**Problem to solve:**
Omit every image, and transcribe the remaining entries exactly as given.

— Start of Extracted information —

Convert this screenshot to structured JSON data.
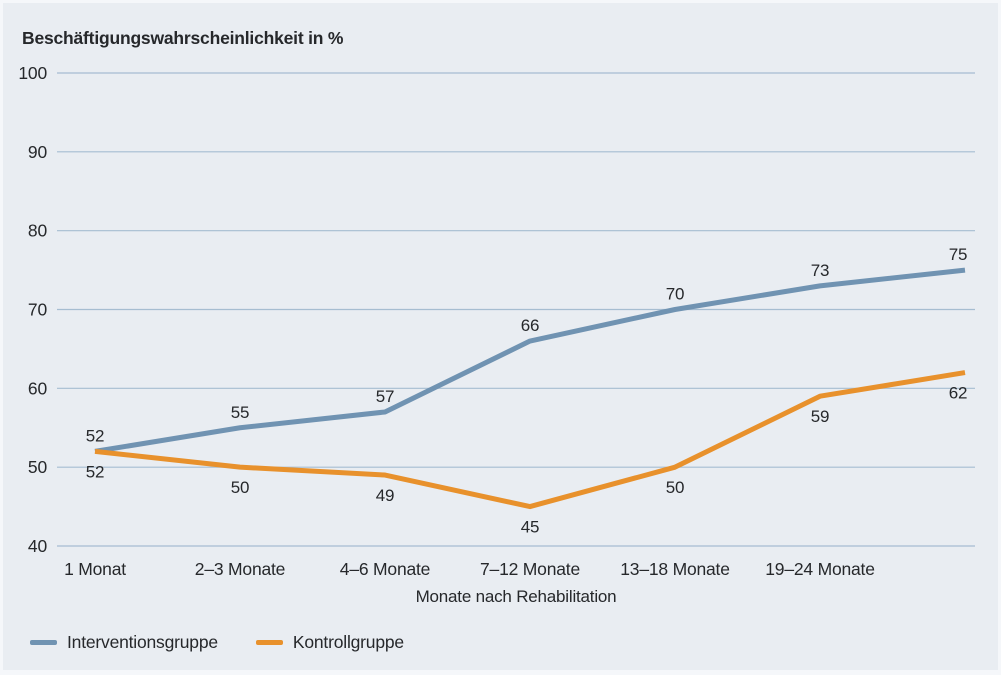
{
  "figure": {
    "title": "Beschäftigungswahrscheinlichkeit in %",
    "x_axis_title": "Monate nach Rehabilitation"
  },
  "chart_data": {
    "type": "line",
    "title": "Beschäftigungswahrscheinlichkeit in %",
    "xlabel": "Monate nach Rehabilitation",
    "ylabel": "",
    "categories": [
      "1 Monat",
      "2–3 Monate",
      "4–6 Monate",
      "7–12 Monate",
      "13–18 Monate",
      "19–24 Monate"
    ],
    "extra_unlabeled_point": true,
    "y_ticks": [
      40,
      50,
      60,
      70,
      80,
      90,
      100
    ],
    "ylim": [
      40,
      100
    ],
    "grid": true,
    "legend_position": "bottom-left",
    "series": [
      {
        "name": "Interventionsgruppe",
        "color": "#7093b2",
        "values": [
          52,
          55,
          57,
          66,
          70,
          73,
          75
        ],
        "label_side": "above"
      },
      {
        "name": "Kontrollgruppe",
        "color": "#e8912c",
        "values": [
          52,
          50,
          49,
          45,
          50,
          59,
          62
        ],
        "label_side": "below"
      }
    ]
  },
  "colors": {
    "background": "#e9edf2",
    "frame_border": "#f5f7fa",
    "gridline": "#a6bdd1",
    "text": "#26282b"
  }
}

— End of Extracted information —

**Final result:**
Convert this screenshot to structured JSON data.
{
  "figure": {
    "title": "Beschäftigungswahrscheinlichkeit in %",
    "x_axis_title": "Monate nach Rehabilitation"
  },
  "chart_data": {
    "type": "line",
    "title": "Beschäftigungswahrscheinlichkeit in %",
    "xlabel": "Monate nach Rehabilitation",
    "ylabel": "",
    "categories": [
      "1 Monat",
      "2–3 Monate",
      "4–6 Monate",
      "7–12 Monate",
      "13–18 Monate",
      "19–24 Monate"
    ],
    "extra_unlabeled_point": true,
    "y_ticks": [
      40,
      50,
      60,
      70,
      80,
      90,
      100
    ],
    "ylim": [
      40,
      100
    ],
    "grid": true,
    "legend_position": "bottom-left",
    "series": [
      {
        "name": "Interventionsgruppe",
        "color": "#7093b2",
        "values": [
          52,
          55,
          57,
          66,
          70,
          73,
          75
        ],
        "label_side": "above"
      },
      {
        "name": "Kontrollgruppe",
        "color": "#e8912c",
        "values": [
          52,
          50,
          49,
          45,
          50,
          59,
          62
        ],
        "label_side": "below"
      }
    ]
  },
  "colors": {
    "background": "#e9edf2",
    "frame_border": "#f5f7fa",
    "gridline": "#a6bdd1",
    "text": "#26282b"
  }
}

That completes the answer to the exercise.